Records from a collection of figures:
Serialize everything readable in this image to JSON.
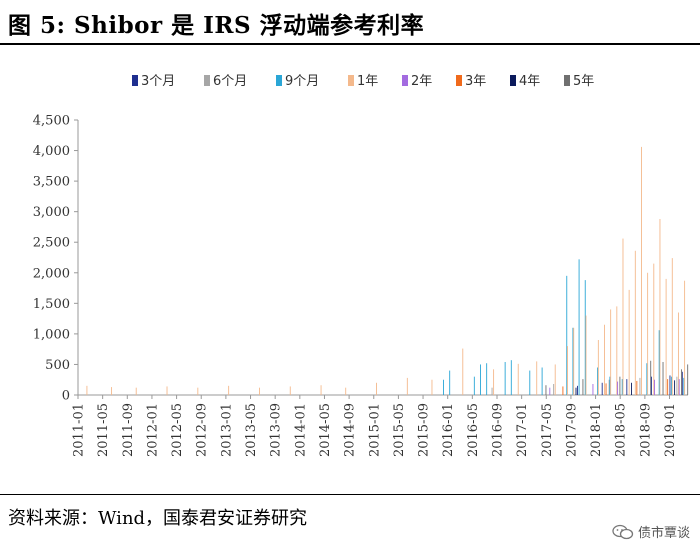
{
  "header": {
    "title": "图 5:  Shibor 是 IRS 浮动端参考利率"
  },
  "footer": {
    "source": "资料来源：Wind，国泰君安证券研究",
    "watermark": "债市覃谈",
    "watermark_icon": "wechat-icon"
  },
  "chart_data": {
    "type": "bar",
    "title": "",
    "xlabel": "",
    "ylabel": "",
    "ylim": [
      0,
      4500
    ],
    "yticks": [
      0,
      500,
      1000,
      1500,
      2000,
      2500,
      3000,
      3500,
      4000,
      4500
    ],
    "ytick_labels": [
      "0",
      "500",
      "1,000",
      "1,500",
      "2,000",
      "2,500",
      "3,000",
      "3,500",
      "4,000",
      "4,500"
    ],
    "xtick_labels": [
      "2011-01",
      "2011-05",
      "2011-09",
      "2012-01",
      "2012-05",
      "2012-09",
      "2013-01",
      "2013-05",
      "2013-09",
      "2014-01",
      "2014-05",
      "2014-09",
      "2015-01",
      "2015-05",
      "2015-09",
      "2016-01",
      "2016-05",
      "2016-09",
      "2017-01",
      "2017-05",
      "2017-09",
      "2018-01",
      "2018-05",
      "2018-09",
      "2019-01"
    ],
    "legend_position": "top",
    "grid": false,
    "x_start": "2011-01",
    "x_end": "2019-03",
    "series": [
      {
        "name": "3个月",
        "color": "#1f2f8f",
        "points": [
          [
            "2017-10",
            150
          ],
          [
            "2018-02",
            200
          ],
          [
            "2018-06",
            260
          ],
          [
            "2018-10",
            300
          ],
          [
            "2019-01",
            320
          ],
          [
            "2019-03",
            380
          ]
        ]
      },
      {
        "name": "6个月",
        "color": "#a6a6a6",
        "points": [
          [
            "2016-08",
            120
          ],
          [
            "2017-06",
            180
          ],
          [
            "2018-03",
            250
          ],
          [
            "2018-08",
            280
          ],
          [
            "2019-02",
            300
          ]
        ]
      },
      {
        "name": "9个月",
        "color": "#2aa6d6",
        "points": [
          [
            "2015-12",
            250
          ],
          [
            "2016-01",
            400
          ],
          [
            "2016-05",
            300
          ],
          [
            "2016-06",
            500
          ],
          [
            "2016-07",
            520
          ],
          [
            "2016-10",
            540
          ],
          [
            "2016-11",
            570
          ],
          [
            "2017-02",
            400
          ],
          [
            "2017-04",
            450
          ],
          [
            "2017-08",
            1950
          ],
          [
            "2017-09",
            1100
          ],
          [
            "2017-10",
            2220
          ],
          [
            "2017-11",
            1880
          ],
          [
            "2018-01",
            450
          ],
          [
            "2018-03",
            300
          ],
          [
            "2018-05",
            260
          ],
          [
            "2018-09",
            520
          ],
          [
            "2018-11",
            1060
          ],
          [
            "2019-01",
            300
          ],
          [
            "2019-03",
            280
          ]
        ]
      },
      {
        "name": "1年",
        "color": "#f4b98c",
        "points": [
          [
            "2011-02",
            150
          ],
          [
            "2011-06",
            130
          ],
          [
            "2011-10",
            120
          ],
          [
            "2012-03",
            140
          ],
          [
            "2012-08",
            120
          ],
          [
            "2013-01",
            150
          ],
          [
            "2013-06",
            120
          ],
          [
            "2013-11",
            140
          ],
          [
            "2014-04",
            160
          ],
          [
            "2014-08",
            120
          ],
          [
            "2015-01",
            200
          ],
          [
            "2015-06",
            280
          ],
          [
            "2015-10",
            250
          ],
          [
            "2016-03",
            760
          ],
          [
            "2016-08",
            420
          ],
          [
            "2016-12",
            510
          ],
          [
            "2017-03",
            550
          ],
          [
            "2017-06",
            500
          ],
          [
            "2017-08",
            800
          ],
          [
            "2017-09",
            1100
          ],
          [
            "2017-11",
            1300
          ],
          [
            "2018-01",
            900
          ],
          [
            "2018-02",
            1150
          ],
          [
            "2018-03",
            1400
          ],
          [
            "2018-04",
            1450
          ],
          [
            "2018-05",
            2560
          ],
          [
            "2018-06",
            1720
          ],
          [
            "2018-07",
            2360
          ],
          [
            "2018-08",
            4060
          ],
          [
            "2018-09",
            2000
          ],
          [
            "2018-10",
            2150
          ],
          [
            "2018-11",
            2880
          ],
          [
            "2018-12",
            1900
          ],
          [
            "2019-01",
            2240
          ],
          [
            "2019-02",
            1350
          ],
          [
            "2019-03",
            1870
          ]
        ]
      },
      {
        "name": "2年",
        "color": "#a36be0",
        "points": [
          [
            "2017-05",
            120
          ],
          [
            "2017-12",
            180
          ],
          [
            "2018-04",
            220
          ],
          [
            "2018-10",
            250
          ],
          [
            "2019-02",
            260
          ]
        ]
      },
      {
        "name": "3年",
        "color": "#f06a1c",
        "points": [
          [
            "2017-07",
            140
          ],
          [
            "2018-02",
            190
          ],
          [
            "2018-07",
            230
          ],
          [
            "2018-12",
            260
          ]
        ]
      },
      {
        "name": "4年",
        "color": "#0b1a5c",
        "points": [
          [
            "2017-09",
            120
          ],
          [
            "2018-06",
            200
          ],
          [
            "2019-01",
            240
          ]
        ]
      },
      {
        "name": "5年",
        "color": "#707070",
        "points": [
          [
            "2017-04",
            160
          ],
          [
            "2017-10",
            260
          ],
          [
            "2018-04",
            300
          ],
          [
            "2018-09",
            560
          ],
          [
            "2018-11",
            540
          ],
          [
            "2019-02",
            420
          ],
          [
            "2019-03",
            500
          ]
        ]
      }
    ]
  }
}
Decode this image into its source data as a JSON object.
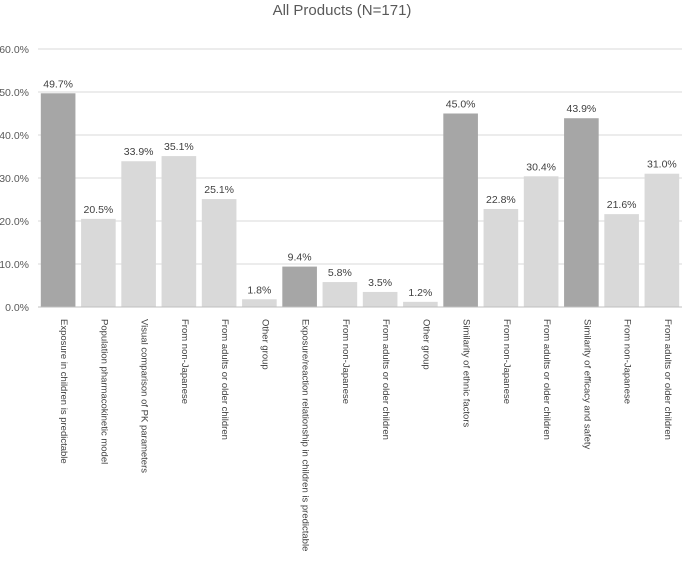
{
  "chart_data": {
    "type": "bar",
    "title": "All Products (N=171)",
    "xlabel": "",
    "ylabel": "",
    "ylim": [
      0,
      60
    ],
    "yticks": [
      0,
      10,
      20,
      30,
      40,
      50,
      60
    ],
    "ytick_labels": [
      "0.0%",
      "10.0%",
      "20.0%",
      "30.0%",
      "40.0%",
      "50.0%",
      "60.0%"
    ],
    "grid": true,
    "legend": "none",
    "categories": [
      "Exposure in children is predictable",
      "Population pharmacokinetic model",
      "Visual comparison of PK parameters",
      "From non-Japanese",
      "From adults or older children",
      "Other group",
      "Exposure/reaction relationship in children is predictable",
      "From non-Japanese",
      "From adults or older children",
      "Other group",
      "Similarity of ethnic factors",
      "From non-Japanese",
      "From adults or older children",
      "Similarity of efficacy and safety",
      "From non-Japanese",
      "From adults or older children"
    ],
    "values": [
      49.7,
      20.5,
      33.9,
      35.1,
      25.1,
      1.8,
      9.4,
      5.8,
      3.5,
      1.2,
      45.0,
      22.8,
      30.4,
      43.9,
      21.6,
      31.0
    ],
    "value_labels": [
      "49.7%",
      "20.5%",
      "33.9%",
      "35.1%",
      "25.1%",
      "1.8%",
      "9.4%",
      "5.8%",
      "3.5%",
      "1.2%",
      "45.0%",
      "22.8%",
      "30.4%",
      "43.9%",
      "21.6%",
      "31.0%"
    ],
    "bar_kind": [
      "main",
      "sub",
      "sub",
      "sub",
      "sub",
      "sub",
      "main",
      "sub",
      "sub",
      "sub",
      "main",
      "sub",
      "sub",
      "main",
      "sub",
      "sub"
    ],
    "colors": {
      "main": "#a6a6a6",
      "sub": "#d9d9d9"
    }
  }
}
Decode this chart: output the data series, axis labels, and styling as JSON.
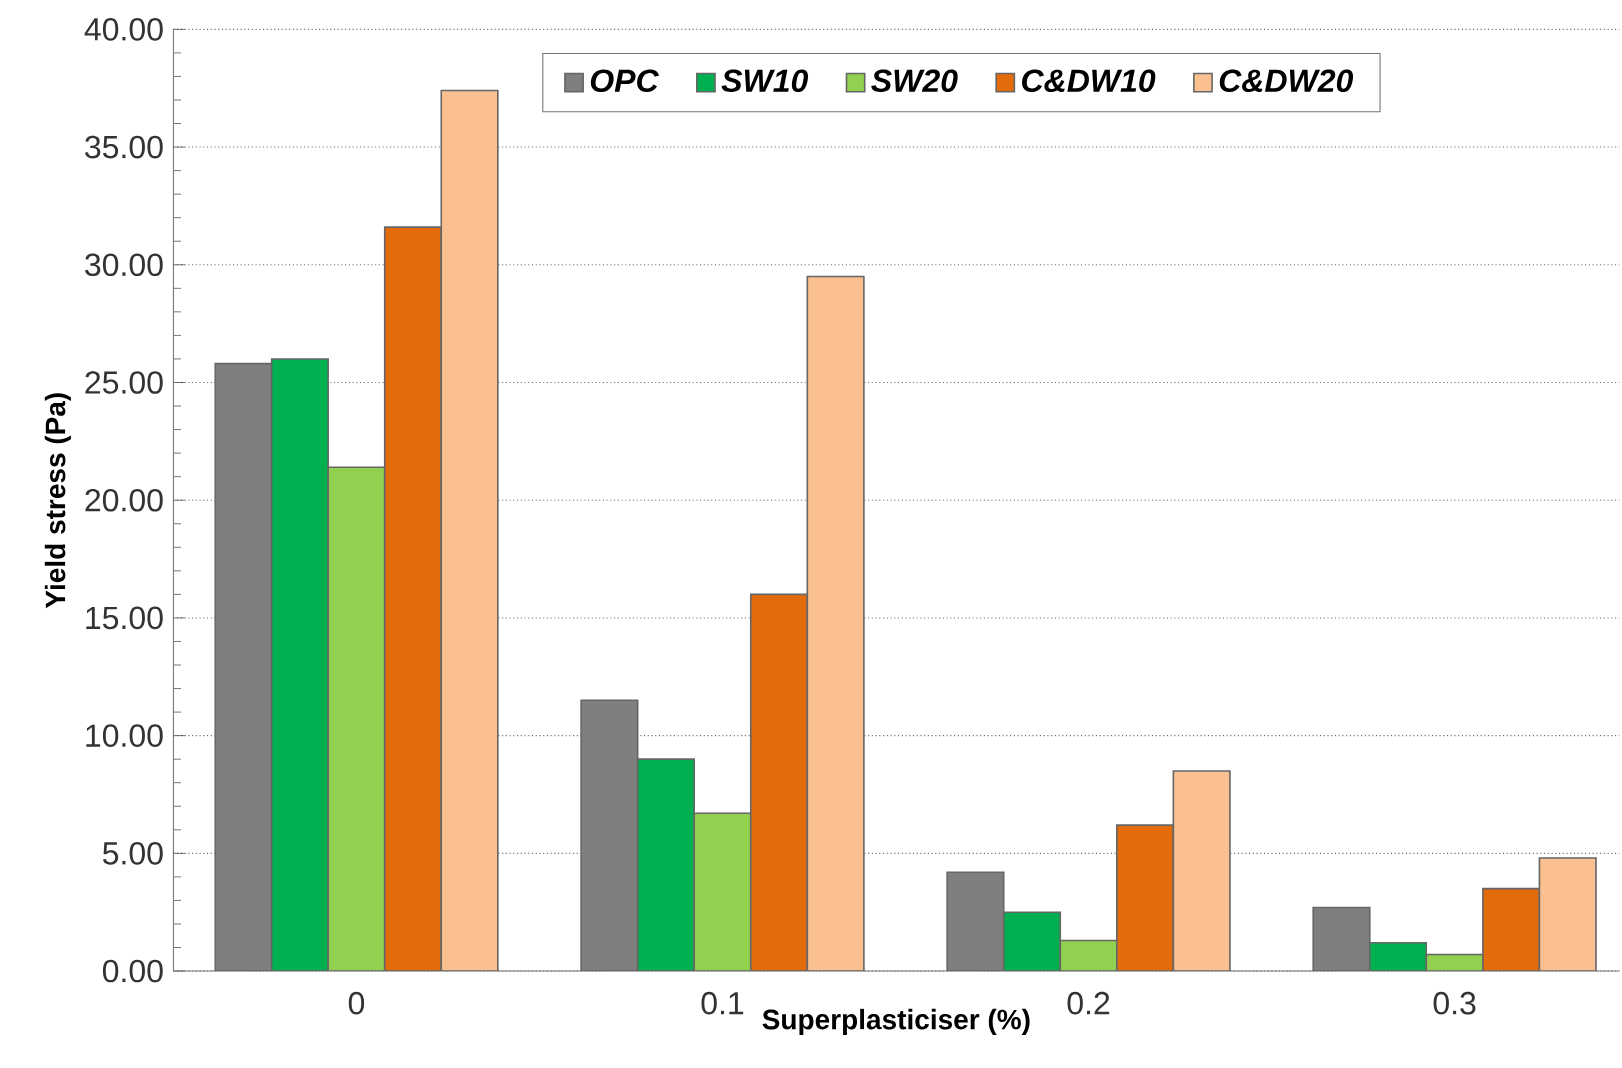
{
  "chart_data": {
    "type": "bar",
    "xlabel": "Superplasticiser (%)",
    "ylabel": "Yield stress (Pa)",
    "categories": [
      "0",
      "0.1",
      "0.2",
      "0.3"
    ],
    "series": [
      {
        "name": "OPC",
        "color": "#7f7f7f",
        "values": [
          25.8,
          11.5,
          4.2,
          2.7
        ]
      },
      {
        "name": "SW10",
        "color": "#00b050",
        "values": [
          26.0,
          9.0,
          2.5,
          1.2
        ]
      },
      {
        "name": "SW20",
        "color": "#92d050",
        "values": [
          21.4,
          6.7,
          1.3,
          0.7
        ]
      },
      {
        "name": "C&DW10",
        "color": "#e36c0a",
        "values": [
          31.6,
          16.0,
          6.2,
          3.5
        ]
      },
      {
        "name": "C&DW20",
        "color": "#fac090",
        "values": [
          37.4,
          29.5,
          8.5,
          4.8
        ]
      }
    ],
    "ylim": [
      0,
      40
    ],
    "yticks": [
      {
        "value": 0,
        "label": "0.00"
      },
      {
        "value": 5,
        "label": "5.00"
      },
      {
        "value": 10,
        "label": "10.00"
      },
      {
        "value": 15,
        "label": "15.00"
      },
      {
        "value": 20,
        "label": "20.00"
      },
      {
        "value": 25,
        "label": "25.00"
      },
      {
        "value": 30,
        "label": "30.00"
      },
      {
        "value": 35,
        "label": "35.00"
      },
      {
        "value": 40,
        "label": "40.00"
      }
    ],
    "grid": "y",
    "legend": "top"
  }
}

• _YOUR OBJECTIVE_:
Select all lines in the listing that include the word "image".

• _RESPONSE BELOW_:
Serialize everything readable in this image to JSON.
Decode this image into its source data as a JSON object.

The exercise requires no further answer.